(TASK BRIEF): Copy the material that follows word for word and omit its pictures.

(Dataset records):
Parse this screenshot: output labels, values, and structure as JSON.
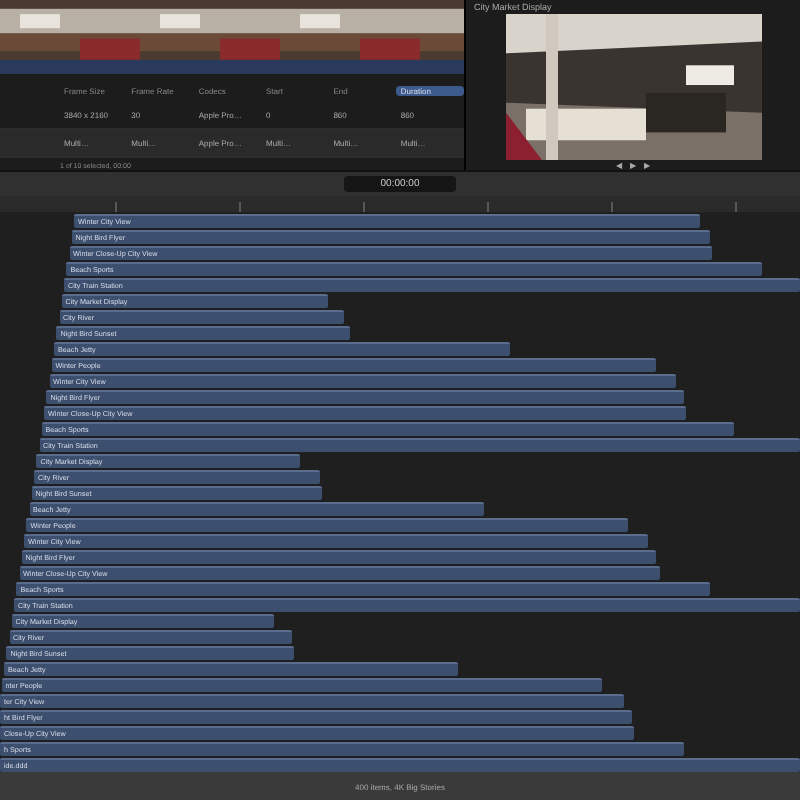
{
  "browser": {
    "columns": [
      {
        "label": "Frame Size",
        "selected": false
      },
      {
        "label": "Frame Rate",
        "selected": false
      },
      {
        "label": "Codecs",
        "selected": false
      },
      {
        "label": "Start",
        "selected": false
      },
      {
        "label": "End",
        "selected": false
      },
      {
        "label": "Duration",
        "selected": true
      }
    ],
    "rows": [
      [
        "3840 x 2160",
        "30",
        "Apple Pro…",
        "0",
        "860",
        "860"
      ],
      [
        "Multi…",
        "Multi…",
        "Apple Pro…",
        "Multi…",
        "Multi…",
        "Multi…"
      ]
    ],
    "selection_info": "1 of 10 selected, 00:00"
  },
  "viewer": {
    "title": "City Market Display",
    "controls": [
      "◀",
      "▶",
      "▶"
    ]
  },
  "toolbar": {
    "timecode": "00:00:00"
  },
  "clips": [
    {
      "name": "Winter City View"
    },
    {
      "name": "Night Bird Flyer"
    },
    {
      "name": "Winter Close-Up City View"
    },
    {
      "name": "Beach Sports"
    },
    {
      "name": "City Train Station"
    },
    {
      "name": "City Market Display"
    },
    {
      "name": "City River"
    },
    {
      "name": "Night Bird Sunset"
    },
    {
      "name": "Beach Jetty"
    },
    {
      "name": "Winter People"
    },
    {
      "name": "Winter City View"
    },
    {
      "name": "Night Bird Flyer"
    },
    {
      "name": "Winter Close-Up City View"
    },
    {
      "name": "Beach Sports"
    },
    {
      "name": "City Train Station"
    },
    {
      "name": "City Market Display"
    },
    {
      "name": "City River"
    },
    {
      "name": "Night Bird Sunset"
    },
    {
      "name": "Beach Jetty"
    },
    {
      "name": "Winter People"
    },
    {
      "name": "Winter City View"
    },
    {
      "name": "Night Bird Flyer"
    },
    {
      "name": "Winter Close-Up City View"
    },
    {
      "name": "Beach Sports"
    },
    {
      "name": "City Train Station"
    },
    {
      "name": "City Market Display"
    },
    {
      "name": "City River"
    },
    {
      "name": "Night Bird Sunset"
    },
    {
      "name": "Beach Jetty"
    },
    {
      "name": "nter People"
    },
    {
      "name": "ter City View"
    },
    {
      "name": "ht Bird Flyer"
    },
    {
      "name": "Close-Up City View"
    },
    {
      "name": "h Sports"
    },
    {
      "name": "ide.ddd"
    }
  ],
  "status_bar": "400 items, 4K Big Stories"
}
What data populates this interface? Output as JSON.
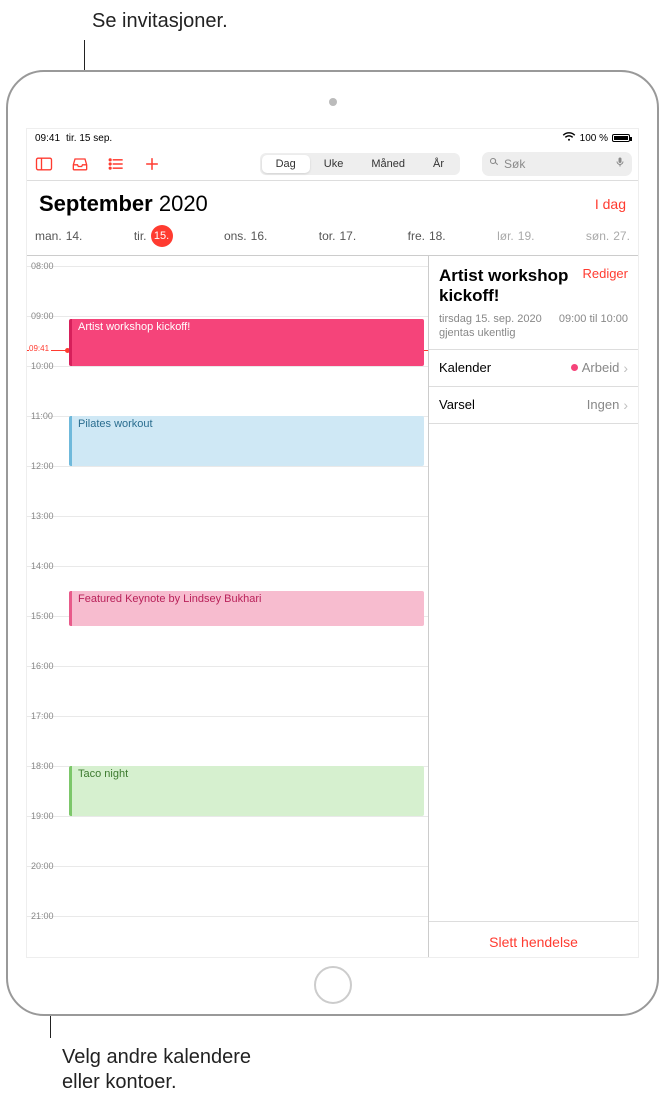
{
  "callouts": {
    "top": "Se invitasjoner.",
    "bottom": "Velg andre kalendere\neller kontoer."
  },
  "status": {
    "time": "09:41",
    "date": "tir. 15 sep.",
    "battery_pct": "100 %"
  },
  "toolbar": {
    "segments": {
      "day": "Dag",
      "week": "Uke",
      "month": "Måned",
      "year": "År"
    },
    "search_placeholder": "Søk"
  },
  "header": {
    "month": "September",
    "year": "2020",
    "today_link": "I dag"
  },
  "day_strip": [
    {
      "wd": "man.",
      "num": "14."
    },
    {
      "wd": "tir.",
      "num": "15."
    },
    {
      "wd": "ons.",
      "num": "16."
    },
    {
      "wd": "tor.",
      "num": "17."
    },
    {
      "wd": "fre.",
      "num": "18."
    },
    {
      "wd": "lør.",
      "num": "19."
    },
    {
      "wd": "søn.",
      "num": "27."
    }
  ],
  "timeline": {
    "now_label": "09:41",
    "hours": [
      "08:00",
      "09:00",
      "10:00",
      "11:00",
      "12:00",
      "13:00",
      "14:00",
      "15:00",
      "16:00",
      "17:00",
      "18:00",
      "19:00",
      "20:00",
      "21:00"
    ]
  },
  "events": [
    {
      "title": "Artist workshop kickoff!",
      "cls": "ev-pink",
      "top_hr": 9.05,
      "end_hr": 10.0
    },
    {
      "title": "Pilates workout",
      "cls": "ev-blue",
      "top_hr": 11.0,
      "end_hr": 12.0
    },
    {
      "title": "Featured Keynote by Lindsey Bukhari",
      "cls": "ev-pink-light",
      "top_hr": 14.5,
      "end_hr": 15.2
    },
    {
      "title": "Taco night",
      "cls": "ev-green",
      "top_hr": 18.0,
      "end_hr": 19.0
    }
  ],
  "detail": {
    "title": "Artist workshop kickoff!",
    "edit": "Rediger",
    "date_line": "tirsdag 15. sep. 2020",
    "repeat_line": "gjentas ukentlig",
    "time_line": "09:00 til 10:00",
    "rows": {
      "cal_label": "Kalender",
      "cal_value": "Arbeid",
      "alert_label": "Varsel",
      "alert_value": "Ingen"
    },
    "delete": "Slett hendelse"
  }
}
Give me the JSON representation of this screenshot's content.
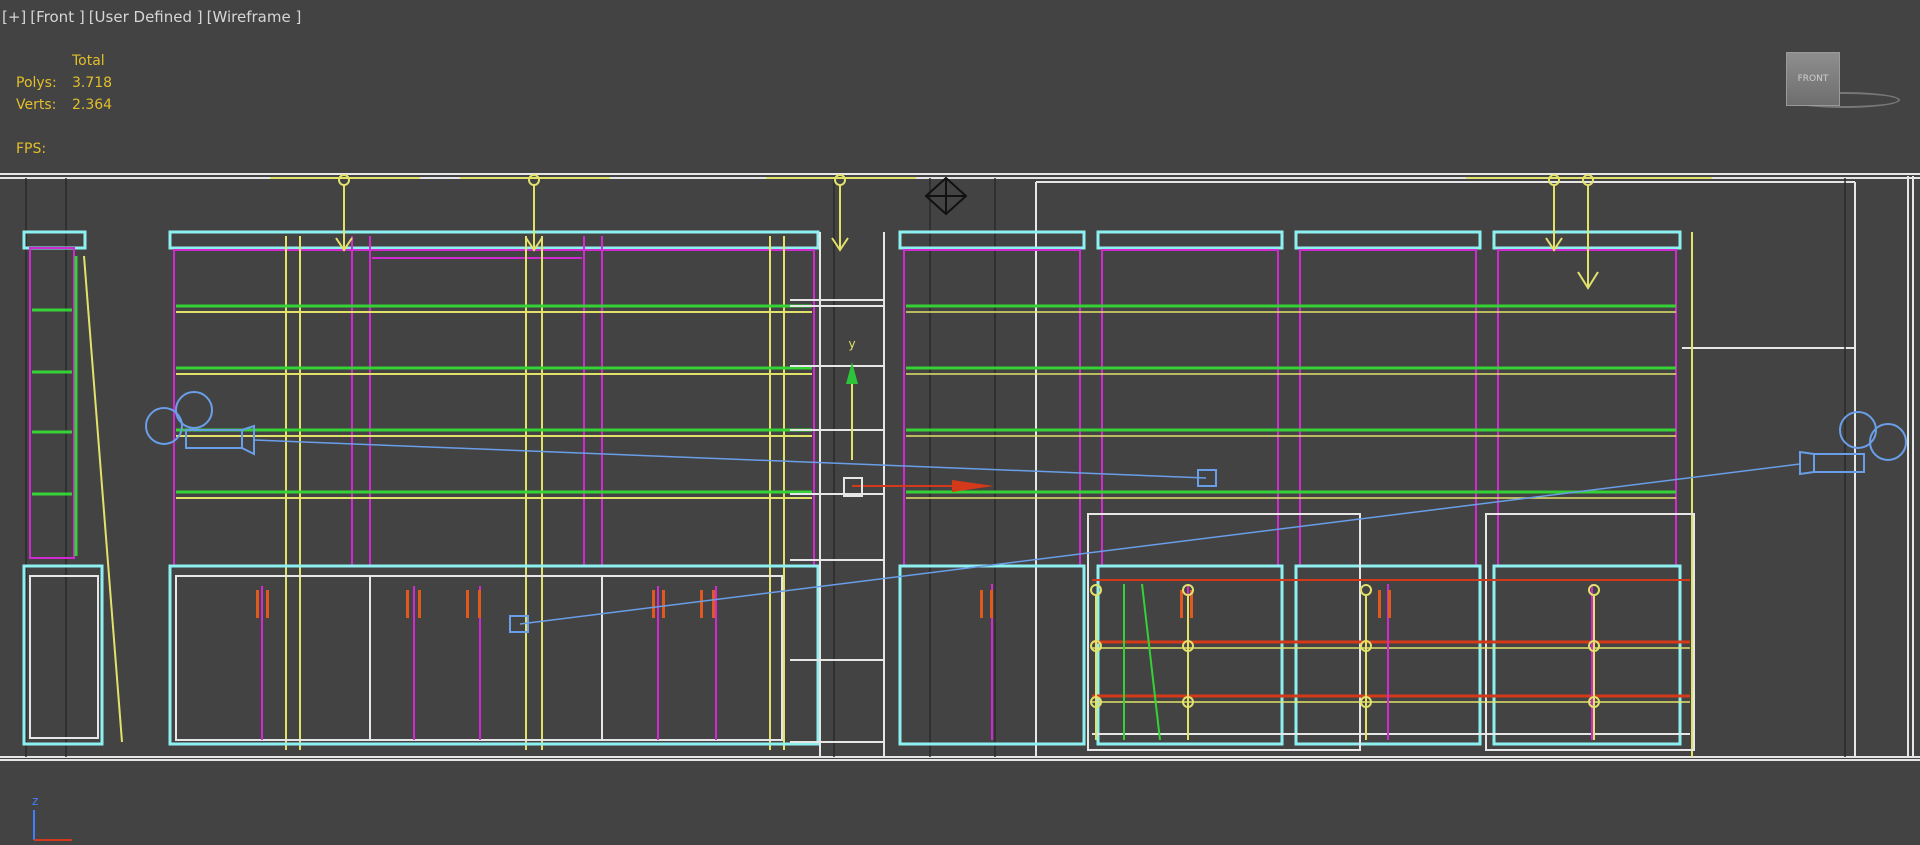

(THE RESPONSE):
Parse this screenshot: output labels, values, and structure as JSON.
{
  "browser": {
    "columns": [
      {
        "label": "Frame Size",
        "selected": false
      },
      {
        "label": "Frame Rate",
        "selected": false
      },
      {
        "label": "Codecs",
        "selected": false
      },
      {
        "label": "Start",
        "selected": false
      },
      {
        "label": "End",
        "selected": false
      },
      {
        "label": "Duration",
        "selected": true
      }
    ],
    "rows": [
      [
        "3840 x 2160",
        "30",
        "Apple Pro…",
        "0",
        "860",
        "860"
      ],
      [
        "Multi…",
        "Multi…",
        "Apple Pro…",
        "Multi…",
        "Multi…",
        "Multi…"
      ]
    ],
    "selection_info": "1 of 10 selected, 00:00"
  },
  "viewer": {
    "title": "City Market Display",
    "controls": [
      "◀",
      "▶",
      "▶"
    ]
  },
  "toolbar": {
    "timecode": "00:00:00"
  },
  "clips": [
    {
      "name": "Winter City View"
    },
    {
      "name": "Night Bird Flyer"
    },
    {
      "name": "Winter Close-Up City View"
    },
    {
      "name": "Beach Sports"
    },
    {
      "name": "City Train Station"
    },
    {
      "name": "City Market Display"
    },
    {
      "name": "City River"
    },
    {
      "name": "Night Bird Sunset"
    },
    {
      "name": "Beach Jetty"
    },
    {
      "name": "Winter People"
    },
    {
      "name": "Winter City View"
    },
    {
      "name": "Night Bird Flyer"
    },
    {
      "name": "Winter Close-Up City View"
    },
    {
      "name": "Beach Sports"
    },
    {
      "name": "City Train Station"
    },
    {
      "name": "City Market Display"
    },
    {
      "name": "City River"
    },
    {
      "name": "Night Bird Sunset"
    },
    {
      "name": "Beach Jetty"
    },
    {
      "name": "Winter People"
    },
    {
      "name": "Winter City View"
    },
    {
      "name": "Night Bird Flyer"
    },
    {
      "name": "Winter Close-Up City View"
    },
    {
      "name": "Beach Sports"
    },
    {
      "name": "City Train Station"
    },
    {
      "name": "City Market Display"
    },
    {
      "name": "City River"
    },
    {
      "name": "Night Bird Sunset"
    },
    {
      "name": "Beach Jetty"
    },
    {
      "name": "nter People"
    },
    {
      "name": "ter City View"
    },
    {
      "name": "ht Bird Flyer"
    },
    {
      "name": "Close-Up City View"
    },
    {
      "name": "h Sports"
    },
    {
      "name": "ide.ddd"
    }
  ],
  "status_bar": "400 items, 4K Big Stories"
}
What data populates this interface? Output as JSON.
{
  "callouts": {
    "top": "Se invitasjoner.",
    "bottom": "Velg andre kalendere\neller kontoer."
  },
  "status": {
    "time": "09:41",
    "date": "tir. 15 sep.",
    "battery_pct": "100 %"
  },
  "toolbar": {
    "segments": {
      "day": "Dag",
      "week": "Uke",
      "month": "Måned",
      "year": "År"
    },
    "search_placeholder": "Søk"
  },
  "header": {
    "month": "September",
    "year": "2020",
    "today_link": "I dag"
  },
  "day_strip": [
    {
      "wd": "man.",
      "num": "14."
    },
    {
      "wd": "tir.",
      "num": "15."
    },
    {
      "wd": "ons.",
      "num": "16."
    },
    {
      "wd": "tor.",
      "num": "17."
    },
    {
      "wd": "fre.",
      "num": "18."
    },
    {
      "wd": "lør.",
      "num": "19."
    },
    {
      "wd": "søn.",
      "num": "27."
    }
  ],
  "timeline": {
    "now_label": "09:41",
    "hours": [
      "08:00",
      "09:00",
      "10:00",
      "11:00",
      "12:00",
      "13:00",
      "14:00",
      "15:00",
      "16:00",
      "17:00",
      "18:00",
      "19:00",
      "20:00",
      "21:00"
    ]
  },
  "events": [
    {
      "title": "Artist workshop kickoff!",
      "cls": "ev-pink",
      "top_hr": 9.05,
      "end_hr": 10.0
    },
    {
      "title": "Pilates workout",
      "cls": "ev-blue",
      "top_hr": 11.0,
      "end_hr": 12.0
    },
    {
      "title": "Featured Keynote by Lindsey Bukhari",
      "cls": "ev-pink-light",
      "top_hr": 14.5,
      "end_hr": 15.2
    },
    {
      "title": "Taco night",
      "cls": "ev-green",
      "top_hr": 18.0,
      "end_hr": 19.0
    }
  ],
  "detail": {
    "title": "Artist workshop kickoff!",
    "edit": "Rediger",
    "date_line": "tirsdag 15. sep. 2020",
    "repeat_line": "gjentas ukentlig",
    "time_line": "09:00 til 10:00",
    "rows": {
      "cal_label": "Kalender",
      "cal_value": "Arbeid",
      "alert_label": "Varsel",
      "alert_value": "Ingen"
    },
    "delete": "Slett hendelse"
  }
}
Give me the JSON representation of this screenshot's content.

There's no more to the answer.